* **Task prompt**
Tell how many lines in these records contain the string "JSON", with only the number as the reply.

□ □ □ □ □

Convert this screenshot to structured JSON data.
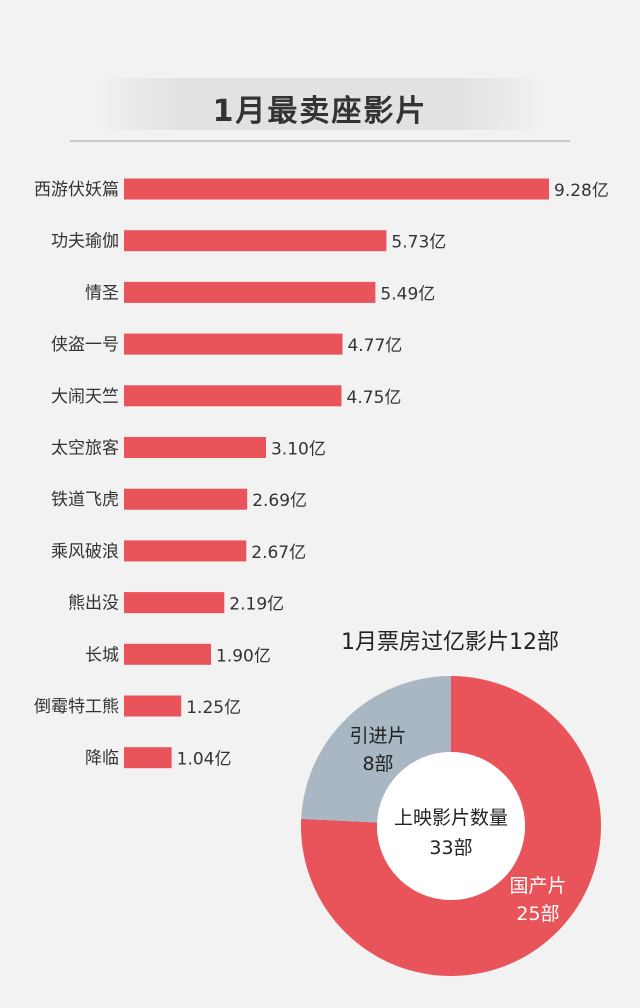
{
  "header": {
    "title": "1月最卖座影片"
  },
  "chart_data": [
    {
      "type": "bar",
      "orientation": "horizontal",
      "categories": [
        "西游伏妖篇",
        "功夫瑜伽",
        "情圣",
        "侠盗一号",
        "大闹天竺",
        "太空旅客",
        "铁道飞虎",
        "乘风破浪",
        "熊出没",
        "长城",
        "倒霉特工熊",
        "降临"
      ],
      "values": [
        9.28,
        5.73,
        5.49,
        4.77,
        4.75,
        3.1,
        2.69,
        2.67,
        2.19,
        1.9,
        1.25,
        1.04
      ],
      "data_labels": [
        "9.28亿",
        "5.73亿",
        "5.49亿",
        "4.77亿",
        "4.75亿",
        "3.10亿",
        "2.69亿",
        "2.67亿",
        "2.19亿",
        "1.90亿",
        "1.25亿",
        "1.04亿"
      ],
      "unit": "亿",
      "title": "1月最卖座影片",
      "color": "#e8545a",
      "grid": false
    },
    {
      "type": "pie",
      "style": "donut",
      "title": "1月票房过亿影片12部",
      "center_label": [
        "上映影片数量",
        "33部"
      ],
      "slices": [
        {
          "name": "国产片",
          "value": 25,
          "label": "25部",
          "color": "#e8545a"
        },
        {
          "name": "引进片",
          "value": 8,
          "label": "8部",
          "color": "#a9b6c3"
        }
      ]
    }
  ]
}
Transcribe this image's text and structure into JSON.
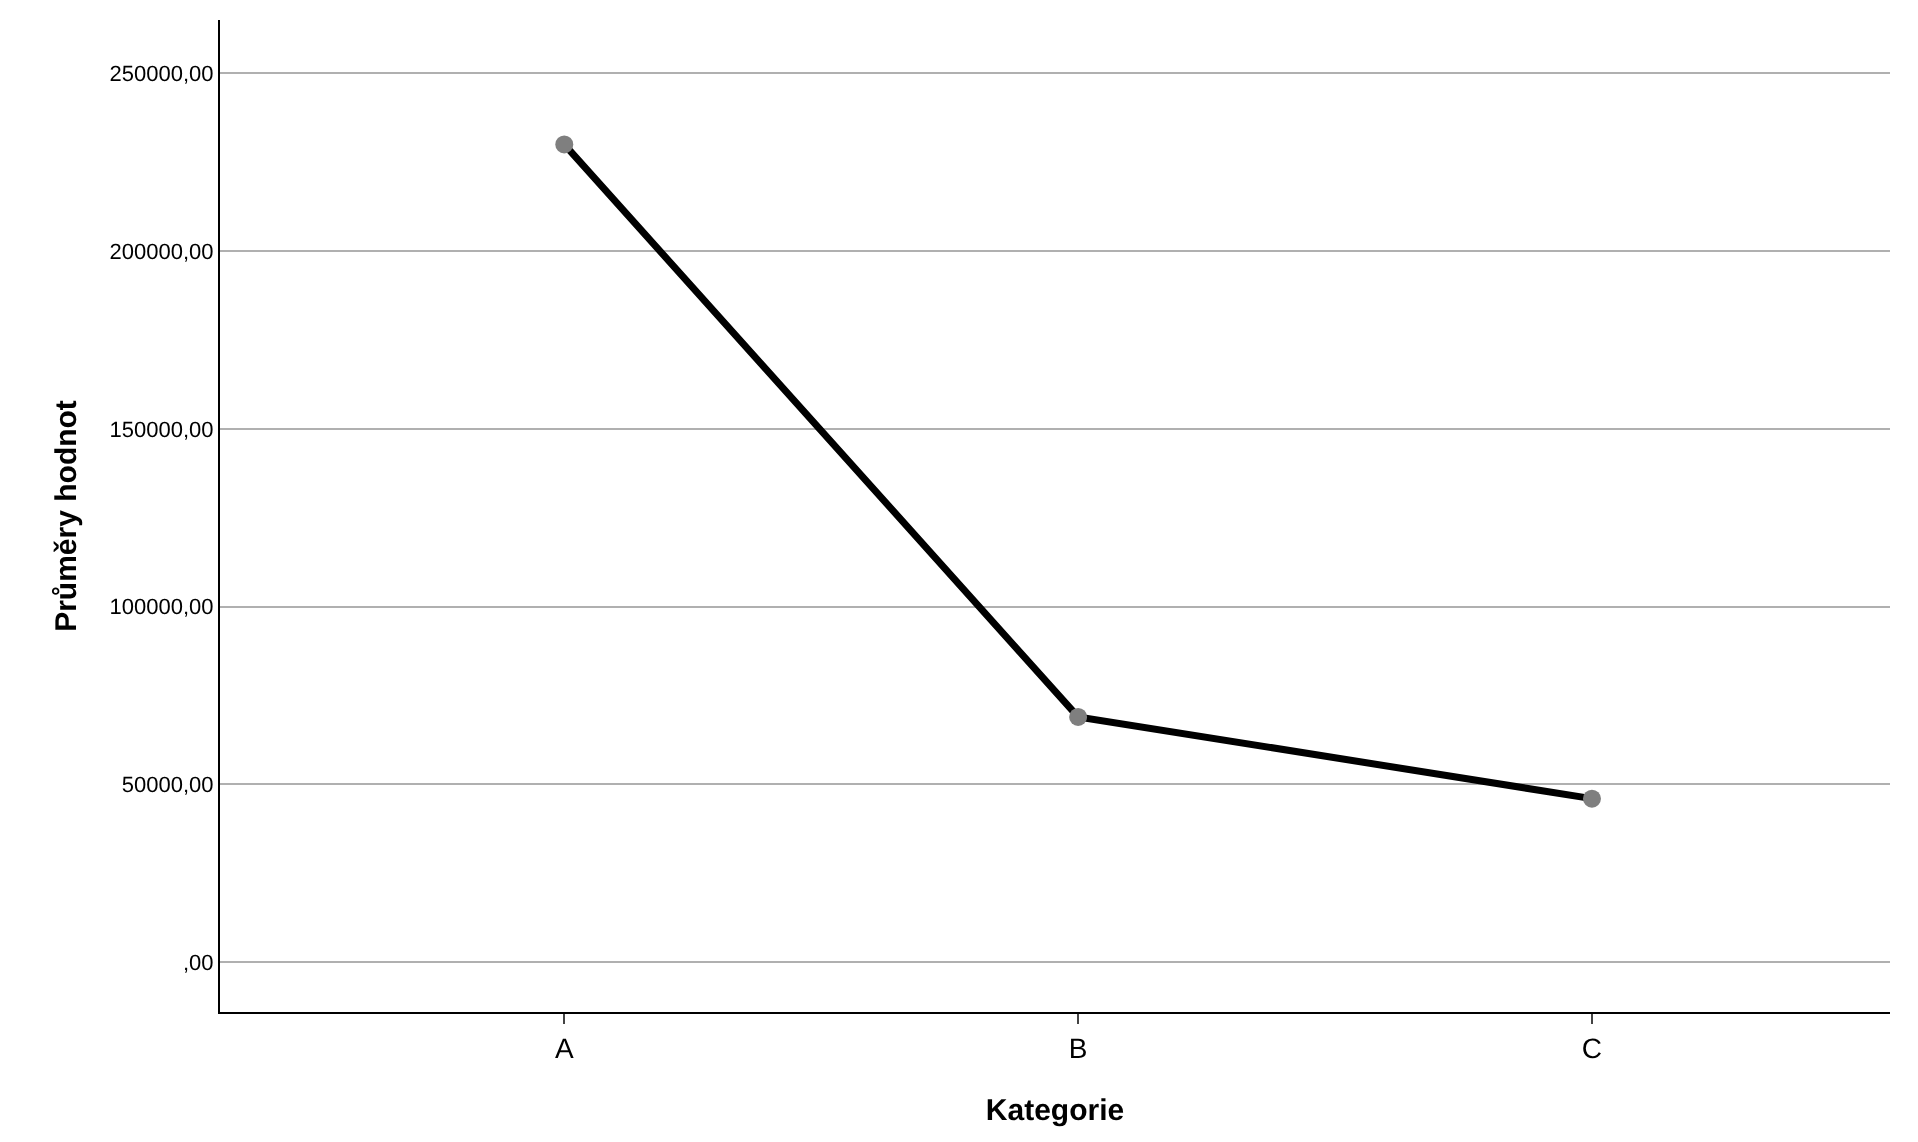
{
  "chart_data": {
    "type": "line",
    "xlabel": "Kategorie",
    "ylabel": "Průměry hodnot",
    "categories": [
      "A",
      "B",
      "C"
    ],
    "series": [
      {
        "color": "#000000",
        "values": [
          230000,
          69000,
          46000
        ]
      }
    ],
    "ylim": [
      -14000,
      265000
    ],
    "yticks": [
      {
        "value": 0,
        "label": ",00"
      },
      {
        "value": 50000,
        "label": "50000,00"
      },
      {
        "value": 100000,
        "label": "100000,00"
      },
      {
        "value": 150000,
        "label": "150000,00"
      },
      {
        "value": 200000,
        "label": "200000,00"
      },
      {
        "value": 250000,
        "label": "250000,00"
      }
    ],
    "grid": "y",
    "marker": "circle",
    "line_style": "solid"
  }
}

□ □ □ □ □

* **Final result**
2